→ **Objective**:
From the listing below, pull out the lines that hold "Evolution".

→ **Exercise material**:

[start]

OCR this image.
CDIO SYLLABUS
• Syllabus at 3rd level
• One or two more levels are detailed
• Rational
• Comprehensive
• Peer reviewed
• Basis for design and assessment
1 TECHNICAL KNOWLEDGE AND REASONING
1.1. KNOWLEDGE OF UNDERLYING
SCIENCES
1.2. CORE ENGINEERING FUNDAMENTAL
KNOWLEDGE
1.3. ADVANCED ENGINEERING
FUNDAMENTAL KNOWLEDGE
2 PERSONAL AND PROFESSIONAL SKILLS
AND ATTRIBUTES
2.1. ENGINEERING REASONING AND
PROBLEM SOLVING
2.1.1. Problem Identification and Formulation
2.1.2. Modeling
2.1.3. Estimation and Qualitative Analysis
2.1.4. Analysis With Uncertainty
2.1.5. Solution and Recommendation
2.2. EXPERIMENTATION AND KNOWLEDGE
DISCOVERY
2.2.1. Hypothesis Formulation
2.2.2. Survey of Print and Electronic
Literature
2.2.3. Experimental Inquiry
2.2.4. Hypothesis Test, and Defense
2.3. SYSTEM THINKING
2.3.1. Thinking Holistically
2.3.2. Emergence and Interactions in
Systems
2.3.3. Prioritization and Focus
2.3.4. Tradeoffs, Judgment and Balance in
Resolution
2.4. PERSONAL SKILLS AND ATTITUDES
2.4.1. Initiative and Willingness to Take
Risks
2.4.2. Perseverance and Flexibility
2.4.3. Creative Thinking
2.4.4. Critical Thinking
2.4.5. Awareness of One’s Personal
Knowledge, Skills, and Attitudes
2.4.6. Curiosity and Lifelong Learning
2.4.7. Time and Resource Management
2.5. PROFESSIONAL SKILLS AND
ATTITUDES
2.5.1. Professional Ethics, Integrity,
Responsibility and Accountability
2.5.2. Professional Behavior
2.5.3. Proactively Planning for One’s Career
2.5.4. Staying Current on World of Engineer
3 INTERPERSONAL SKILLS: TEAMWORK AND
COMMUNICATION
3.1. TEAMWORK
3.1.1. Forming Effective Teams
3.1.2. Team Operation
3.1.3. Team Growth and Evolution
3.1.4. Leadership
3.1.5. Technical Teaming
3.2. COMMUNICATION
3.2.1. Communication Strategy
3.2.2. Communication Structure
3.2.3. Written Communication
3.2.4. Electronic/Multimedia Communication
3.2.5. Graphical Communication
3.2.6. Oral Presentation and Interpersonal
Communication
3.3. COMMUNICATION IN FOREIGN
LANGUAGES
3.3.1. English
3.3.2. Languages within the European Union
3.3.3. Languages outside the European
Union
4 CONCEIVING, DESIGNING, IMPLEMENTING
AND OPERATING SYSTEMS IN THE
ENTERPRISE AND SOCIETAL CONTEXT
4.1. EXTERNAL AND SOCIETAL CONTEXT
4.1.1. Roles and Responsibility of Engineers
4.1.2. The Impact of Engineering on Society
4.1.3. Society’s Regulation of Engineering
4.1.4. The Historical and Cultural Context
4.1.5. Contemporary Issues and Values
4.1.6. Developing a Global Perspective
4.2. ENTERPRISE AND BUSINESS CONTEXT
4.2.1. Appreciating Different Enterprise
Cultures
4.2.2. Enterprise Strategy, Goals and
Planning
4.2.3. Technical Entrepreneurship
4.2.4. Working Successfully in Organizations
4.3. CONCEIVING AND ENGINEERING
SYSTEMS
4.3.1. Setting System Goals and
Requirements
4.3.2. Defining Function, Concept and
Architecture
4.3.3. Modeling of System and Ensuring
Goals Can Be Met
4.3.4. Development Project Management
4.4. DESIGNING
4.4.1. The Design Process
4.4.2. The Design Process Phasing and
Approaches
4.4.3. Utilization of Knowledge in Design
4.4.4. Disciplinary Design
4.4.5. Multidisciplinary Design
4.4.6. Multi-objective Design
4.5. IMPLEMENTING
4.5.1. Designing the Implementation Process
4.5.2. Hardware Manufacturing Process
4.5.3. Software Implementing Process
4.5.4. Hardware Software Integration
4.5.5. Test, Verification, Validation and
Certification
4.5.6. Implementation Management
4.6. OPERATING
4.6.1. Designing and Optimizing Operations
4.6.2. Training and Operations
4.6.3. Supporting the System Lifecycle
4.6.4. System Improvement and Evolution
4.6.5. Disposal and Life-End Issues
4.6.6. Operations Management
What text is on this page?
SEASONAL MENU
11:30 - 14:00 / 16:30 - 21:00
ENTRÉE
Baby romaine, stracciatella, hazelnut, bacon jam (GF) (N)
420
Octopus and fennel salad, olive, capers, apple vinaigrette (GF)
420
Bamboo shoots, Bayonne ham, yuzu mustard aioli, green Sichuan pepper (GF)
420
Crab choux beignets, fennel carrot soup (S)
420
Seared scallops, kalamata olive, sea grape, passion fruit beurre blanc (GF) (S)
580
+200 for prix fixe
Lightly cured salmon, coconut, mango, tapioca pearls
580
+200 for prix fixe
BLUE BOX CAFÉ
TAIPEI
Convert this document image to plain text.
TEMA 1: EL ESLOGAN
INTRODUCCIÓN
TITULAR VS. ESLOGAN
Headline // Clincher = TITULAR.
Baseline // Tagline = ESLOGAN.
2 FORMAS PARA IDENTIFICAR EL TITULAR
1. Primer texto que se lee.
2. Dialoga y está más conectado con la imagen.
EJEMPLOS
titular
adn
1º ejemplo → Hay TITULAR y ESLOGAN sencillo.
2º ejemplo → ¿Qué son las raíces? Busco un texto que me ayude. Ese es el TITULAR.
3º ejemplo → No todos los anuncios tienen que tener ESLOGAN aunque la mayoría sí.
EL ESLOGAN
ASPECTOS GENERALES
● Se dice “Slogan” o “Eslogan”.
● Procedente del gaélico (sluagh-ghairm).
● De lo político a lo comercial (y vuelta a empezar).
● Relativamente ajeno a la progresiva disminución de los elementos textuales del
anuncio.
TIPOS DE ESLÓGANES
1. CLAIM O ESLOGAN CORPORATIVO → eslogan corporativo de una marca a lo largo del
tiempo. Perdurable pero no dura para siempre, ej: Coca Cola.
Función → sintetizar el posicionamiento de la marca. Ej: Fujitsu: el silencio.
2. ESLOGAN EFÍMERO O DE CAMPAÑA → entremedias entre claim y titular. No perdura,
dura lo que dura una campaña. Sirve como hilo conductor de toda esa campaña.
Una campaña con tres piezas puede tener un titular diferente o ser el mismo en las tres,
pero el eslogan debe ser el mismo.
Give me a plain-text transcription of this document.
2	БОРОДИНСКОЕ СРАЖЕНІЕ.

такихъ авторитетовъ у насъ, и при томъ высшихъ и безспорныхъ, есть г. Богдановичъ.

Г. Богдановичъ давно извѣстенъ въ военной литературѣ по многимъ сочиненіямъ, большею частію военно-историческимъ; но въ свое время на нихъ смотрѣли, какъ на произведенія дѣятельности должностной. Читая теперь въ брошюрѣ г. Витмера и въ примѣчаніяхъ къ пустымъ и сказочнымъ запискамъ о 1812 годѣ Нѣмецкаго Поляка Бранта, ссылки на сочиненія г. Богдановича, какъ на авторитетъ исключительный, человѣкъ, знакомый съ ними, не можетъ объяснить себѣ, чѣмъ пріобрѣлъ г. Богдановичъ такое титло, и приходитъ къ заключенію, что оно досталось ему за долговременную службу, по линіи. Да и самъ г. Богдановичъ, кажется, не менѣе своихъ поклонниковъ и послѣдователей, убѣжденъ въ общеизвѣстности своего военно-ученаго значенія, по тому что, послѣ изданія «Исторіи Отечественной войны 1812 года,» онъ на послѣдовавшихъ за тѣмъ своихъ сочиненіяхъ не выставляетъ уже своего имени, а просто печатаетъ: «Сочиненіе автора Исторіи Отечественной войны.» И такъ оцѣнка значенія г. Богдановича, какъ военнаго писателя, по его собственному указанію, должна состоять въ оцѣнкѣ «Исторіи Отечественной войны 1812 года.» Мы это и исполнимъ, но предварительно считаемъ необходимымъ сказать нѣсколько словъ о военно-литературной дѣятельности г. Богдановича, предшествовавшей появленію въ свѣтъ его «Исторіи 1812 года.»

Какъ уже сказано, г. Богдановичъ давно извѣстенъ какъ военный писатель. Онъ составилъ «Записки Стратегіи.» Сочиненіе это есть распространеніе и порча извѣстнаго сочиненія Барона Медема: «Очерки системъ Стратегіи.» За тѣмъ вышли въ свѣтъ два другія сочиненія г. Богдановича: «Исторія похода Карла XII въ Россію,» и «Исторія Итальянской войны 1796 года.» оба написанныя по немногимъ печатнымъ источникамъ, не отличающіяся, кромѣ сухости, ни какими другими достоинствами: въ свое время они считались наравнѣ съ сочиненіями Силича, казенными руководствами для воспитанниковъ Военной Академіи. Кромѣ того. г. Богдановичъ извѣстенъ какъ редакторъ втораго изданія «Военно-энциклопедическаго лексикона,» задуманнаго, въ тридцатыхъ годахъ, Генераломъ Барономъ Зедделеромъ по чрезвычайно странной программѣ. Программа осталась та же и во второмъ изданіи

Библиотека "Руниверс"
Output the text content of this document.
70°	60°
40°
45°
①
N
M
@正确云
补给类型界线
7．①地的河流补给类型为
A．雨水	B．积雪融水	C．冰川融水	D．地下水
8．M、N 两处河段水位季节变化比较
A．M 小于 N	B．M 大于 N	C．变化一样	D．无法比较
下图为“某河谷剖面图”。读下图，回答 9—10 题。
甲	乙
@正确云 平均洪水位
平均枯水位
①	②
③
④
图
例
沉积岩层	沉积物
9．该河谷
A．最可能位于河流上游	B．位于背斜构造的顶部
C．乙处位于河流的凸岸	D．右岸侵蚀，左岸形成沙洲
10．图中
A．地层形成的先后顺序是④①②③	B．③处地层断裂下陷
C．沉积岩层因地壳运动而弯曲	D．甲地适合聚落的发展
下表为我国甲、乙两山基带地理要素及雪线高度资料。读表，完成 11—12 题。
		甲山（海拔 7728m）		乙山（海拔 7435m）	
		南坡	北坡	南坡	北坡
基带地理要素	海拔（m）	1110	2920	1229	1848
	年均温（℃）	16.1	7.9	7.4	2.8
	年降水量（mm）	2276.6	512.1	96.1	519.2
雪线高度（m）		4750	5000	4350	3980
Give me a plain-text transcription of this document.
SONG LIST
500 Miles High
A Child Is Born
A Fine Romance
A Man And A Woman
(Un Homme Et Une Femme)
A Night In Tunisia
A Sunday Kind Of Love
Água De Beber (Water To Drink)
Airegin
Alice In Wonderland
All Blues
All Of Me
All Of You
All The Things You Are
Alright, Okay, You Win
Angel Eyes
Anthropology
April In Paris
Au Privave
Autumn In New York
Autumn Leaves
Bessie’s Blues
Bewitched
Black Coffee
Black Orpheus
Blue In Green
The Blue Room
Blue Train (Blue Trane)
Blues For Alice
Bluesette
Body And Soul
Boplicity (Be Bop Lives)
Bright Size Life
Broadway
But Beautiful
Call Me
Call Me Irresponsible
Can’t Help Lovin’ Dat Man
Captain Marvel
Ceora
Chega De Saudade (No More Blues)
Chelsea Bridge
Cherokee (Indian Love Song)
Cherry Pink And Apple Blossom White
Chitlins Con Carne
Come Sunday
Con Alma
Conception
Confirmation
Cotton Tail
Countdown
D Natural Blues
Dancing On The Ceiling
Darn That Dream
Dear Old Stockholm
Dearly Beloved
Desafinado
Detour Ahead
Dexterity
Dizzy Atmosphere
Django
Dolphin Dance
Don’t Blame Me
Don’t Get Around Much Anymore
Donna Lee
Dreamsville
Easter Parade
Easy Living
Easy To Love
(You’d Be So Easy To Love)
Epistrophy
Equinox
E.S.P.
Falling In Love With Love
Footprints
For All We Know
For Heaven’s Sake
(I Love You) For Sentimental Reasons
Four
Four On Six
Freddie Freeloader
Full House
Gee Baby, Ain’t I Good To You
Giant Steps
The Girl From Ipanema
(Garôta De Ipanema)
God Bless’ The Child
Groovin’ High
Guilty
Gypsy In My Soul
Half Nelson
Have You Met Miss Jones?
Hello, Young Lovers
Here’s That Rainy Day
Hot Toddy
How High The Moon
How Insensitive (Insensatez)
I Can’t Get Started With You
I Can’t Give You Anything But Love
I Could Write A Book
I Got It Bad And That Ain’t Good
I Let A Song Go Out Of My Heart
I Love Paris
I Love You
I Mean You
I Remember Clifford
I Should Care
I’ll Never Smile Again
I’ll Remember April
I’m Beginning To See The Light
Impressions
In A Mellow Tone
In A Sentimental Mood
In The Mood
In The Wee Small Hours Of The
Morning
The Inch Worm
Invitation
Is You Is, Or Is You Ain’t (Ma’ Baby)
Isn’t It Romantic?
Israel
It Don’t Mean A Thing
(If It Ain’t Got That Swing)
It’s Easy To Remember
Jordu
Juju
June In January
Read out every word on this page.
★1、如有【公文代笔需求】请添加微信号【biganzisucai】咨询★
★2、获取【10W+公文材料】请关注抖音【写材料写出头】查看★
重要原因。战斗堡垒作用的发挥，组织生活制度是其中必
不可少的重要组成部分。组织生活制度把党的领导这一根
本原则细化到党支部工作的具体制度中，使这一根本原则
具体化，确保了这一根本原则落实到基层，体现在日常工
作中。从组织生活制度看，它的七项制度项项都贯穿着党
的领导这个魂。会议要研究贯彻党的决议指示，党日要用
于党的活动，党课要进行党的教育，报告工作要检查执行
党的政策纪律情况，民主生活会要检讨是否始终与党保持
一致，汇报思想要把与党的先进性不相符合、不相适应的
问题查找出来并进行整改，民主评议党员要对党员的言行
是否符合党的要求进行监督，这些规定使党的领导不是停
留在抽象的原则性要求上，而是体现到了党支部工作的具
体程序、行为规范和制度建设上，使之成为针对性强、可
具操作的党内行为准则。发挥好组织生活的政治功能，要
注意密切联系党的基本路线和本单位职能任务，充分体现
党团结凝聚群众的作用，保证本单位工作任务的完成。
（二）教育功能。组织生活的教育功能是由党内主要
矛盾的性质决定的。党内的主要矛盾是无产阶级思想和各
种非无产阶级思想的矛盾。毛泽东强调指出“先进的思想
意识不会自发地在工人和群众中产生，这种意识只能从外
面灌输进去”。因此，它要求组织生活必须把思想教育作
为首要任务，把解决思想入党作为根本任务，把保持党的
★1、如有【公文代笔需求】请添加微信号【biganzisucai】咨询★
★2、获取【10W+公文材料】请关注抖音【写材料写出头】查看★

[end]

→ **Solved exercise**:
3.1.3. Team Growth and Evolution
4.6.4. System Improvement and Evolution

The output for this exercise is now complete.